> Aim:
Each of the entries should be retyped precisely as it appears.

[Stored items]
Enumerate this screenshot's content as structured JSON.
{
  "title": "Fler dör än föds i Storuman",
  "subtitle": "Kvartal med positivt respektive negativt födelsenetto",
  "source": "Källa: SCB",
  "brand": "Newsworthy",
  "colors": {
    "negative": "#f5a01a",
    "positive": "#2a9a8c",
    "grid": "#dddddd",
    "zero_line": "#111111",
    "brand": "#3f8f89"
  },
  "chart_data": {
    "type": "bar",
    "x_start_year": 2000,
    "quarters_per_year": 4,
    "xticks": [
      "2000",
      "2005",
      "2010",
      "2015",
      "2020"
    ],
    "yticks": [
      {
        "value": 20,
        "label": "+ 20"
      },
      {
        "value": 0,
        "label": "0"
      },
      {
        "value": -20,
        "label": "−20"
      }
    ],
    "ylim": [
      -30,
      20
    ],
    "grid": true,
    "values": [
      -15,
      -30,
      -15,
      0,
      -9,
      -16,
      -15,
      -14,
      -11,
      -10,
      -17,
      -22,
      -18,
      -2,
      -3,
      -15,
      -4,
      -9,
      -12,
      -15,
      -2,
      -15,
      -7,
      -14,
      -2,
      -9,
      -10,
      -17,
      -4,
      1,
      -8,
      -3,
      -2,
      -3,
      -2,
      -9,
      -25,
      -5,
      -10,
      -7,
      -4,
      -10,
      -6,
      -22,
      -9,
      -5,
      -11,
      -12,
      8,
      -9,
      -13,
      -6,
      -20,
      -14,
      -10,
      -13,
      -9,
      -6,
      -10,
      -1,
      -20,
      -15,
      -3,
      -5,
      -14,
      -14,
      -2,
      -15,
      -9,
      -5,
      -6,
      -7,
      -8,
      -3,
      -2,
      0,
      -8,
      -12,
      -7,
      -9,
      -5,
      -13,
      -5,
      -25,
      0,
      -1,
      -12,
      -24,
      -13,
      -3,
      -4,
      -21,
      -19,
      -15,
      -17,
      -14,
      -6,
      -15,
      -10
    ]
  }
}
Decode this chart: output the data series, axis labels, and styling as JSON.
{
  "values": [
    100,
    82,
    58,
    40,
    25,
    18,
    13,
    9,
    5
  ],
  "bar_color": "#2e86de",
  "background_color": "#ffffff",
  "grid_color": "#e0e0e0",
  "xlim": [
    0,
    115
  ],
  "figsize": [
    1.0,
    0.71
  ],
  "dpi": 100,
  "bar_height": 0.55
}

> Complete response:
Enumerate this screenshot's content as structured JSON.
{
  "title": "Fler dör än föds i Storuman",
  "subtitle": "Kvartal med positivt respektive negativt födelsenetto",
  "source": "Källa: SCB",
  "brand": "Newsworthy",
  "colors": {
    "negative": "#f5a01a",
    "positive": "#2a9a8c",
    "grid": "#dddddd",
    "zero_line": "#111111",
    "brand": "#3f8f89"
  },
  "chart_data": {
    "type": "bar",
    "x_start_year": 2000,
    "quarters_per_year": 4,
    "xticks": [
      "2000",
      "2005",
      "2010",
      "2015",
      "2020"
    ],
    "yticks": [
      {
        "value": 20,
        "label": "+ 20"
      },
      {
        "value": 0,
        "label": "0"
      },
      {
        "value": -20,
        "label": "−20"
      }
    ],
    "ylim": [
      -30,
      20
    ],
    "grid": true,
    "values": [
      -15,
      -30,
      -15,
      0,
      -9,
      -16,
      -15,
      -14,
      -11,
      -10,
      -17,
      -22,
      -18,
      -2,
      -3,
      -15,
      -4,
      -9,
      -12,
      -15,
      -2,
      -15,
      -7,
      -14,
      -2,
      -9,
      -10,
      -17,
      -4,
      1,
      -8,
      -3,
      -2,
      -3,
      -2,
      -9,
      -25,
      -5,
      -10,
      -7,
      -4,
      -10,
      -6,
      -22,
      -9,
      -5,
      -11,
      -12,
      8,
      -9,
      -13,
      -6,
      -20,
      -14,
      -10,
      -13,
      -9,
      -6,
      -10,
      -1,
      -20,
      -15,
      -3,
      -5,
      -14,
      -14,
      -2,
      -15,
      -9,
      -5,
      -6,
      -7,
      -8,
      -3,
      -2,
      0,
      -8,
      -12,
      -7,
      -9,
      -5,
      -13,
      -5,
      -25,
      0,
      -1,
      -12,
      -24,
      -13,
      -3,
      -4,
      -21,
      -19,
      -15,
      -17,
      -14,
      -6,
      -15,
      -10
    ]
  }
}
Decode this chart: output the data series, axis labels, and styling as JSON.
{
  "values": [
    100,
    82,
    58,
    40,
    25,
    18,
    13,
    9,
    5
  ],
  "bar_color": "#2e86de",
  "background_color": "#ffffff",
  "grid_color": "#e0e0e0",
  "xlim": [
    0,
    115
  ],
  "figsize": [
    1.0,
    0.71
  ],
  "dpi": 100,
  "bar_height": 0.55
}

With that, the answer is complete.